** Start of Available records **

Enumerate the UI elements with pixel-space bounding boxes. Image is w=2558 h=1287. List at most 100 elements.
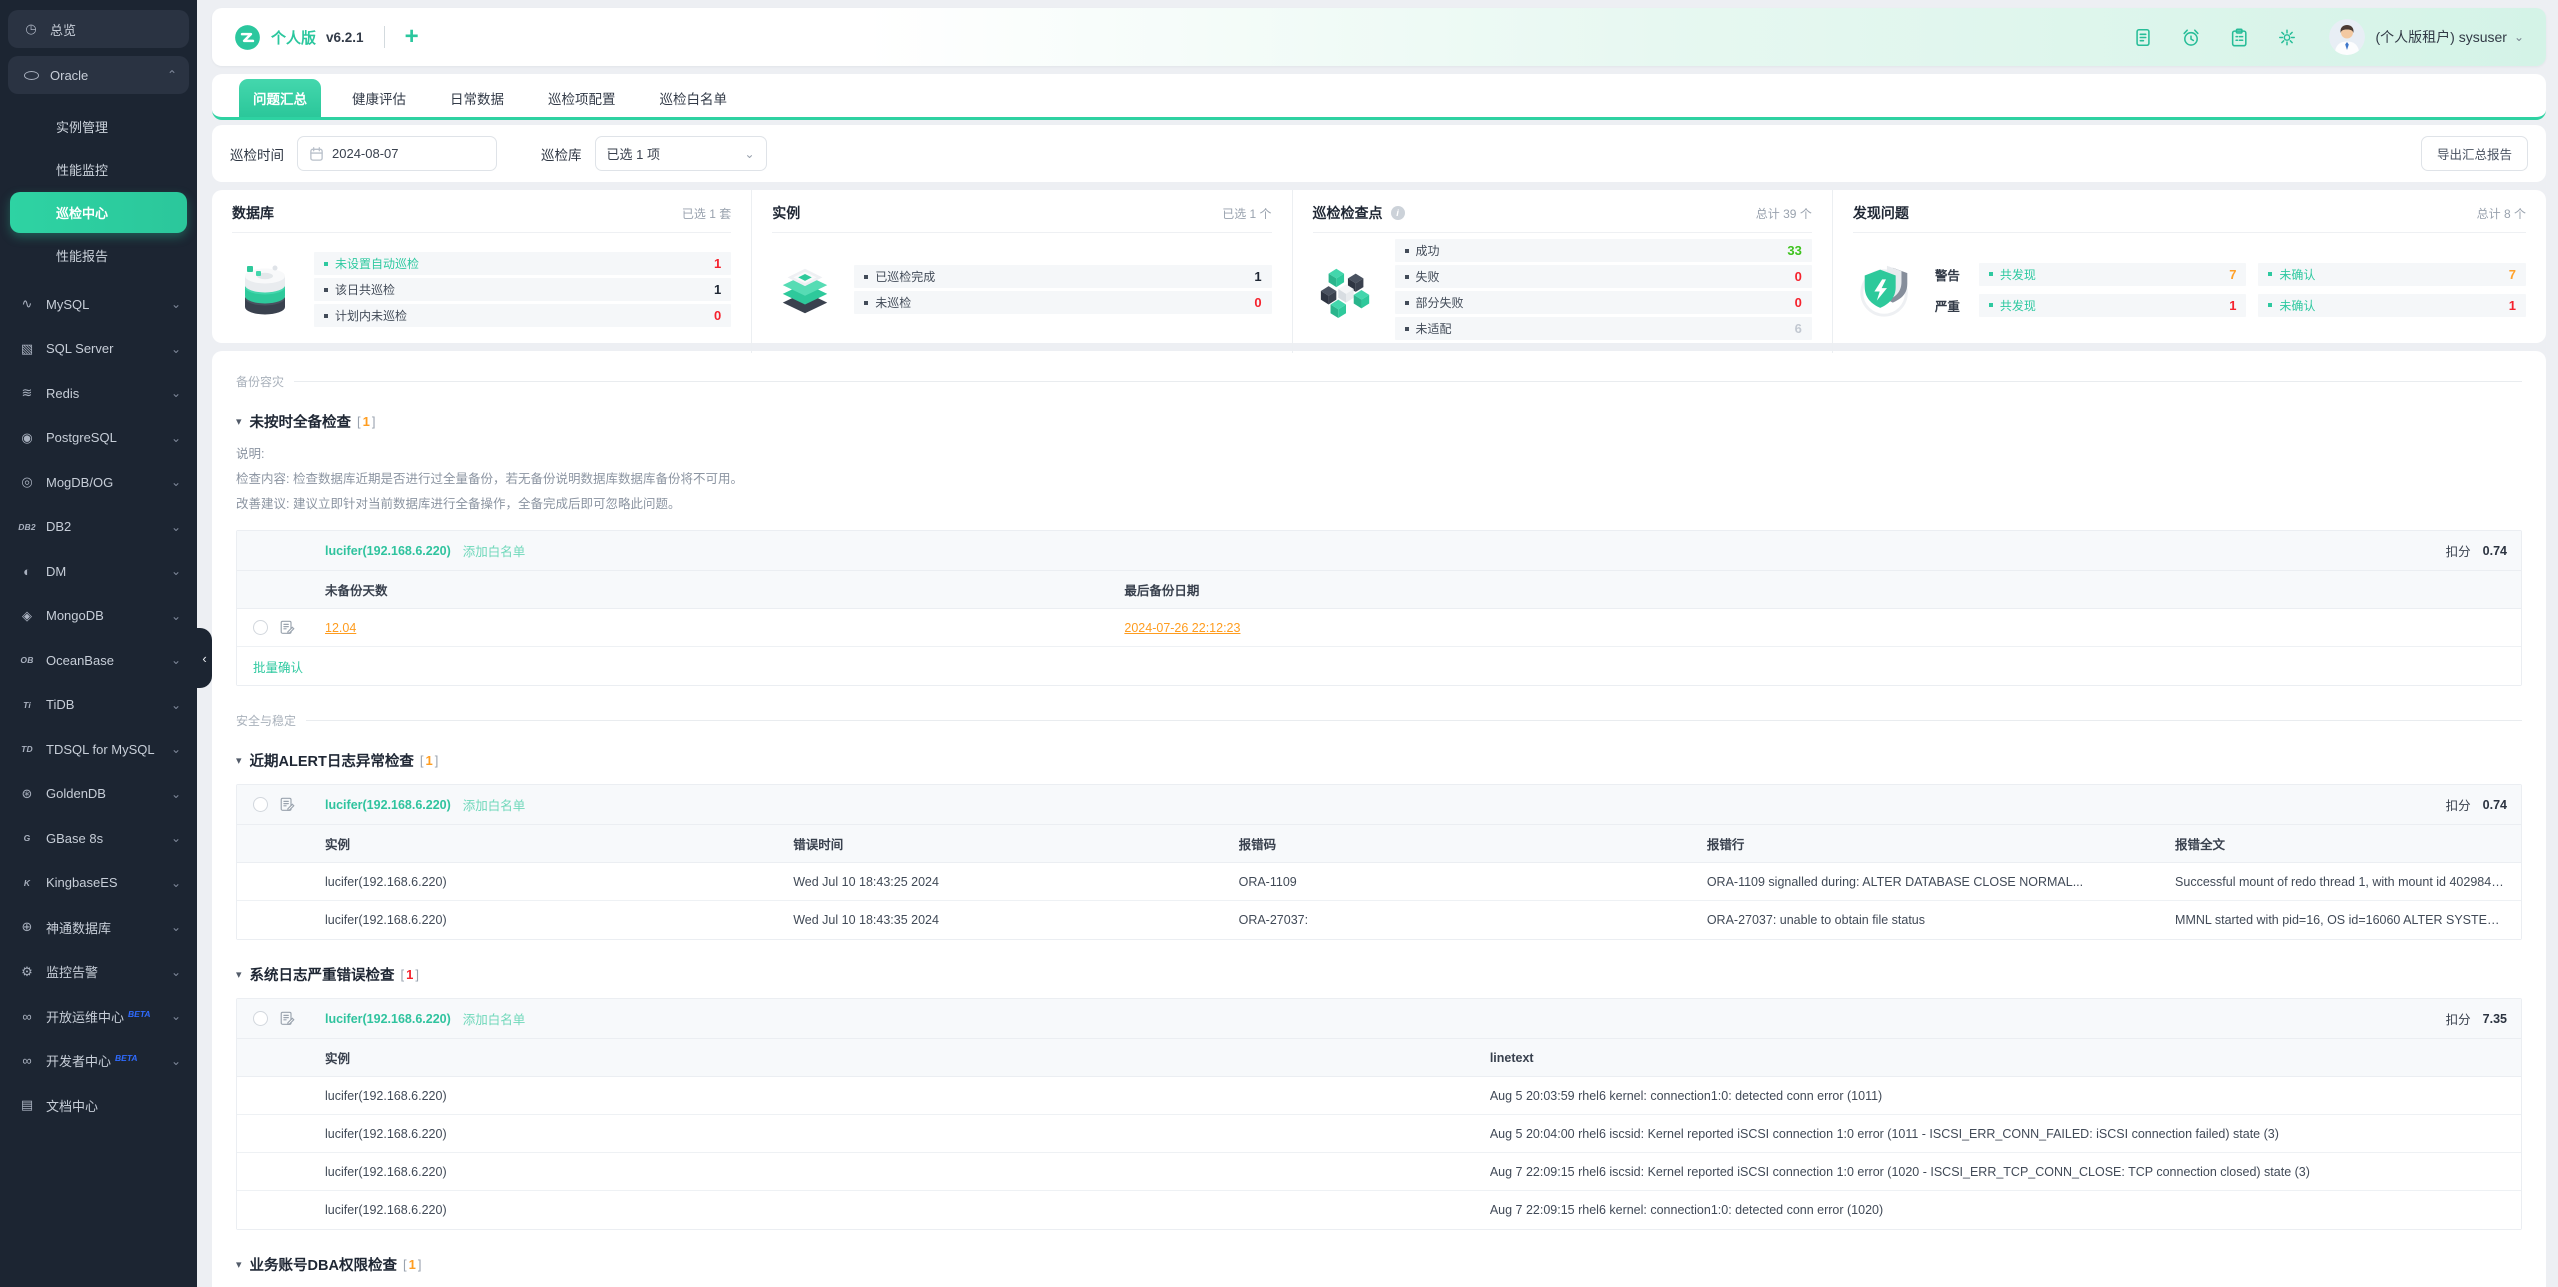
link-critical-unconfirmed[interactable]: 未确认 [2268,297,2315,314]
report-icon[interactable] [2133,27,2153,48]
check-full-backup-title[interactable]: ▾ 未按时全备检查 [1] [236,411,2522,432]
date-value: 2024-08-07 [332,146,399,161]
inspection-db-select[interactable]: 已选 1 项 ⌄ [595,136,767,171]
card-meta: 已选 1 个 [1222,205,1271,222]
table-header-row: 实例 错误时间 报错码 报错行 报错全文 [237,825,2521,863]
tab-issue-summary[interactable]: 问题汇总 [239,79,321,117]
inspection-date-input[interactable]: 2024-08-07 [297,136,497,171]
sidebar-item-dm[interactable]: ◐DM⌄ [8,549,189,594]
issue-level-label: 警告 [1935,265,1967,284]
table-header-row: 实例 linetext [237,1039,2521,1077]
sidebar-item-goldendb[interactable]: ⊛GoldenDB⌄ [8,772,189,817]
sidebar-item-developer-center[interactable]: ∞开发者中心BETA⌄ [8,1039,189,1084]
sidebar-item-kingbase[interactable]: KKingbaseES⌄ [8,861,189,906]
stat-row: 共发现1 [1979,294,2247,317]
chevron-down-icon: ⌄ [171,742,181,756]
chevron-down-icon: ⌄ [171,431,181,445]
mogdb-icon: ◎ [16,474,38,490]
app-logo-icon [234,24,261,51]
user-menu[interactable]: (个人版租户) sysuser [2375,27,2506,47]
sidebar-item-mysql[interactable]: ∿MySQL⌄ [8,282,189,327]
sidebar-item-db2[interactable]: DB2DB2⌄ [8,505,189,550]
group-checkbox[interactable] [253,797,268,812]
sidebar-item-open-ops-center[interactable]: ∞开放运维中心BETA⌄ [8,994,189,1039]
avatar[interactable] [2329,19,2365,55]
sidebar-item-oceanbase[interactable]: OBOceanBase⌄ [8,638,189,683]
last-backup-link[interactable]: 2024-07-26 22:12:23 [1124,621,1240,635]
instance-illustration-icon [772,261,838,319]
add-tab-button[interactable]: + [405,25,419,49]
edition-label: 个人版 [271,27,316,48]
sidebar-item-postgresql[interactable]: ◉PostgreSQL⌄ [8,416,189,461]
check-alert-log-title[interactable]: ▾ 近期ALERT日志异常检查 [1] [236,750,2522,771]
link-no-auto-inspection[interactable]: 未设置自动巡检 [324,255,419,272]
tasks-clipboard-icon[interactable] [2229,27,2249,48]
note-edit-icon[interactable] [279,619,295,636]
sidebar-item-inspection-center[interactable]: 巡检中心 [10,192,187,233]
sidebar-item-performance-report[interactable]: 性能报告 [10,235,187,276]
sidebar-item-overview[interactable]: ◷ 总览 [8,10,189,48]
section-divider-security: 安全与稳定 [236,712,2522,729]
sidebar-item-shentong[interactable]: ⊕神通数据库⌄ [8,905,189,950]
sidebar-item-redis[interactable]: ≋Redis⌄ [8,371,189,416]
card-title: 发现问题 [1853,203,1909,223]
database-link[interactable]: lucifer(192.168.6.220) [325,1012,451,1026]
tab-inspection-whitelist[interactable]: 巡检白名单 [647,79,741,117]
group-checkbox[interactable] [253,1011,268,1026]
note-edit-icon[interactable] [279,1010,295,1027]
info-icon[interactable]: i [1391,206,1405,220]
stat-row: 共发现7 [1979,263,2247,286]
sidebar-item-tidb[interactable]: TiTiDB⌄ [8,683,189,728]
chevron-down-icon: ⌄ [171,1009,181,1023]
table-header-row: 未备份天数 最后备份日期 [237,571,2521,609]
add-whitelist-link[interactable]: 添加白名单 [463,1009,526,1028]
row-checkbox[interactable] [253,620,268,635]
shentong-icon: ⊕ [16,919,38,935]
tab-inspection-config[interactable]: 巡检项配置 [535,79,629,117]
check-syslog-title[interactable]: ▾ 系统日志严重错误检查 [1] [236,964,2522,985]
score-value: 0.74 [2483,544,2507,558]
tab-daily-data[interactable]: 日常数据 [437,79,517,117]
sidebar-item-tdsql[interactable]: TDTDSQL for MySQL⌄ [8,727,189,772]
sidebar-item-sqlserver[interactable]: ▧SQL Server⌄ [8,327,189,372]
alarm-icon[interactable] [2181,27,2201,48]
chevron-down-icon: ⌄ [171,653,181,667]
sidebar-collapse-handle[interactable]: ‹ [197,628,212,688]
score-label: 扣分 [2446,1009,2471,1028]
database-link[interactable]: lucifer(192.168.6.220) [325,798,451,812]
table-row: 12.04 2024-07-26 22:12:23 [237,609,2521,647]
export-report-button[interactable]: 导出汇总报告 [2421,136,2528,171]
table-row: lucifer(192.168.6.220) Aug 7 22:09:15 rh… [237,1191,2521,1229]
link-warning-unconfirmed[interactable]: 未确认 [2268,266,2315,283]
sidebar-item-gbase[interactable]: GGBase 8s⌄ [8,816,189,861]
sidebar-item-instance-management[interactable]: 实例管理 [10,106,187,147]
sidebar-item-monitor-alert[interactable]: ⚙监控告警⌄ [8,950,189,995]
oracle-icon [20,71,42,80]
link-critical-found[interactable]: 共发现 [1989,297,2036,314]
check-dba-privilege-title[interactable]: ▾ 业务账号DBA权限检查 [1] [236,1254,2522,1275]
gbase-icon: G [16,833,38,843]
sidebar-item-performance-monitor[interactable]: 性能监控 [10,149,187,190]
stat-row: 成功33 [1395,239,1812,262]
tab-health-assessment[interactable]: 健康评估 [339,79,419,117]
chevron-down-icon: ⌄ [171,787,181,801]
add-whitelist-link[interactable]: 添加白名单 [463,795,526,814]
link-warning-found[interactable]: 共发现 [1989,266,2036,283]
sidebar-item-mongodb[interactable]: ◈MongoDB⌄ [8,594,189,639]
batch-confirm-link[interactable]: 批量确认 [237,647,2521,685]
score-value: 7.35 [2483,1012,2507,1026]
note-edit-icon[interactable] [279,796,295,813]
chevron-down-icon[interactable]: ⌄ [2514,30,2524,44]
kingbase-icon: K [16,878,38,888]
database-illustration-icon [232,260,298,320]
sidebar-item-mogdb[interactable]: ◎MogDB/OG⌄ [8,460,189,505]
database-link[interactable]: lucifer(192.168.6.220) [325,544,451,558]
redis-icon: ≋ [16,385,38,401]
sidebar-item-doc-center[interactable]: ▤文档中心 [8,1083,189,1128]
days-link[interactable]: 12.04 [325,621,356,635]
sidebar-item-label: Oracle [50,68,163,83]
sidebar-item-oracle[interactable]: Oracle ⌃ [8,56,189,94]
document-icon: ▤ [16,1097,38,1113]
add-whitelist-link[interactable]: 添加白名单 [463,541,526,560]
settings-gear-icon[interactable] [2277,27,2297,48]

** End of Available records **

** What you need to do **
Arrange the lines of the items above as a JSON list of strings, with one string per line and blank lines omitted. Leave the pictures out of the list.

** Task result **
[
  "Enumerate the UI elements with pixel-space bounding boxes. Image is w=2558 h=1287. List at most 100 elements.",
  "link-critical-unconfirmed[interactable]: 未确认 [2268,297,2315,314]",
  "report-icon[interactable] [2133,27,2153,48]",
  "check-full-backup-title[interactable]: ▾ 未按时全备检查 [1] [236,411,2522,432]",
  "date-value: 2024-08-07 [332,146,399,161]",
  "inspection-db-select[interactable]: 已选 1 项 ⌄ [595,136,767,171]",
  "card-meta: 已选 1 个 [1222,205,1271,222]",
  "table-header-row: 实例 错误时间 报错码 报错行 报错全文 [237,825,2521,863]",
  "tab-issue-summary[interactable]: 问题汇总 [239,79,321,117]",
  "inspection-date-input[interactable]: 2024-08-07 [297,136,497,171]",
  "sidebar-item-dm[interactable]: ◐DM⌄ [8,549,189,594]",
  "issue-level-label: 警告 [1935,265,1967,284]",
  "table-header-row: 实例 linetext [237,1039,2521,1077]",
  "sidebar-item-goldendb[interactable]: ⊛GoldenDB⌄ [8,772,189,817]",
  "sidebar-item-developer-center[interactable]: ∞开发者中心BETA⌄ [8,1039,189,1084]",
  "sidebar-item-kingbase[interactable]: KKingbaseES⌄ [8,861,189,906]",
  "stat-row: 共发现1 [1979,294,2247,317]",
  "chevron-down-icon: ⌄ [171,742,181,756]",
  "chevron-down-icon: ⌄ [171,431,181,445]",
  "mogdb-icon: ◎ [16,474,38,490]",
  "app-logo-icon [234,24,261,51]",
  "user-menu[interactable]: (个人版租户) sysuser [2375,27,2506,47]",
  "sidebar-item-mysql[interactable]: ∿MySQL⌄ [8,282,189,327]",
  "sidebar-item-db2[interactable]: DB2DB2⌄ [8,505,189,550]",
  "group-checkbox[interactable] [253,797,268,812]",
  "sidebar-item-open-ops-center[interactable]: ∞开放运维中心BETA⌄ [8,994,189,1039]",
  "avatar[interactable] [2329,19,2365,55]",
  "sidebar-item-oceanbase[interactable]: OBOceanBase⌄ [8,638,189,683]",
  "last-backup-link[interactable]: 2024-07-26 22:12:23 [1124,621,1240,635]",
  "instance-illustration-icon [772,261,838,319]",
  "add-tab-button[interactable]: + [405,25,419,49]",
  "edition-label: 个人版 [271,27,316,48]",
  "sidebar-item-postgresql[interactable]: ◉PostgreSQL⌄ [8,416,189,461]",
  "check-alert-log-title[interactable]: ▾ 近期ALERT日志异常检查 [1] [236,750,2522,771]",
  "link-no-auto-inspection[interactable]: 未设置自动巡检 [324,255,419,272]",
  "tasks-clipboard-icon[interactable] [2229,27,2249,48]",
  "note-edit-icon[interactable] [279,619,295,636]",
  "sidebar-item-inspection-center[interactable]: 巡检中心 [10,192,187,233]",
  "sidebar-item-performance-report[interactable]: 性能报告 [10,235,187,276]",
  "sidebar-item-overview[interactable]: ◷ 总览 [8,10,189,48]",
  "section-divider-security: 安全与稳定 [236,712,2522,729]",
  "sidebar-item-shentong[interactable]: ⊕神通数据库⌄ [8,905,189,950]",
  "sidebar-item-redis[interactable]: ≋Redis⌄ [8,371,189,416]",
  "card-title: 发现问题 [1853,203,1909,223]",
  "database-link[interactable]: lucifer(192.168.6.220) [325,1012,451,1026]",
  "tab-inspection-whitelist[interactable]: 巡检白名单 [647,79,741,117]",
  "group-checkbox[interactable] [253,1011,268,1026]",
  "note-edit-icon[interactable] [279,1010,295,1027]",
  "info-icon[interactable]: i [1391,206,1405,220]",
  "stat-row: 共发现7 [1979,263,2247,286]",
  "sidebar-item-tidb[interactable]: TiTiDB⌄ [8,683,189,728]",
  "chevron-down-icon: ⌄ [171,1009,181,1023]",
  "table-header-row: 未备份天数 最后备份日期 [237,571,2521,609]",
  "add-whitelist-link[interactable]: 添加白名单 [463,1009,526,1028]",
  "row-checkbox[interactable] [253,620,268,635]",
  "shentong-icon: ⊕ [16,919,38,935]",
  "tab-inspection-config[interactable]: 巡检项配置 [535,79,629,117]",
  "check-syslog-title[interactable]: ▾ 系统日志严重错误检查 [1] [236,964,2522,985]",
  "score-value: 0.74 [2483,544,2507,558]",
  "tab-daily-data[interactable]: 日常数据 [437,79,517,117]",
  "sidebar-item-tdsql[interactable]: TDTDSQL for MySQL⌄ [8,727,189,772]",
  "sidebar-item-sqlserver[interactable]: ▧SQL Server⌄ [8,327,189,372]",
  "alarm-icon[interactable] [2181,27,2201,48]",
  "chevron-down-icon: ⌄ [171,653,181,667]",
  "sidebar-collapse-handle[interactable]: ‹ [197,628,212,688]",
  "score-label: 扣分 [2446,1009,2471,1028]",
  "database-link[interactable]: lucifer(192.168.6.220) [325,798,451,812]",
  "table-row: 12.04 2024-07-26 22:12:23 [237,609,2521,647]",
  "export-report-button[interactable]: 导出汇总报告 [2421,136,2528,171]",
  "table-row: lucifer(192.168.6.220) Aug 7 22:09:15 rh… [237,1191,2521,1229]",
  "link-warning-unconfirmed[interactable]: 未确认 [2268,266,2315,283]",
  "sidebar-item-gbase[interactable]: GGBase 8s⌄ [8,816,189,861]",
  "sidebar-item-instance-management[interactable]: 实例管理 [10,106,187,147]",
  "sidebar-item-monitor-alert[interactable]: ⚙监控告警⌄ [8,950,189,995]",
  "oracle-icon [20,71,42,80]",
  "link-critical-found[interactable]: 共发现 [1989,297,2036,314]",
  "check-dba-privilege-title[interactable]: ▾ 业务账号DBA权限检查 [1] [236,1254,2522,1275]",
  "gbase-icon: G [16,833,38,843]",
  "sidebar-item-performance-monitor[interactable]: 性能监控 [10,149,187,190]",
  "stat-row: 成功33 [1395,239,1812,262]",
  "tab-health-assessment[interactable]: 健康评估 [339,79,419,117]",
  "chevron-down-icon: ⌄ [171,787,181,801]",
  "add-whitelist-link[interactable]: 添加白名单 [463,795,526,814]",
  "link-warning-found[interactable]: 共发现 [1989,266,2036,283]",
  "sidebar-item-mongodb[interactable]: ◈MongoDB⌄ [8,594,189,639]",
  "batch-confirm-link[interactable]: 批量确认 [237,647,2521,685]",
  "score-value: 7.35 [2483,1012,2507,1026]",
  "note-edit-icon[interactable] [279,796,295,813]",
  "chevron-down-icon[interactable]: ⌄ [2514,30,2524,44]",
  "kingbase-icon: K [16,878,38,888]",
  "database-illustration-icon [232,260,298,320]",
  "sidebar-item-mogdb[interactable]: ◎MogDB/OG⌄ [8,460,189,505]",
  "database-link[interactable]: lucifer(192.168.6.220) [325,544,451,558]",
  "redis-icon: ≋ [16,385,38,401]",
  "sidebar-item-doc-center[interactable]: ▤文档中心 [8,1083,189,1128]",
  "days-link[interactable]: 12.04 [325,621,356,635]",
  "sidebar-item-label: Oracle [50,68,163,83]",
  "sidebar-item-oracle[interactable]: Oracle ⌃ [8,56,189,94]",
  "document-icon: ▤ [16,1097,38,1113]",
  "add-whitelist-link[interactable]: 添加白名单 [463,541,526,560]",
  "settings-gear-icon[interactable] [2277,27,2297,48]"
]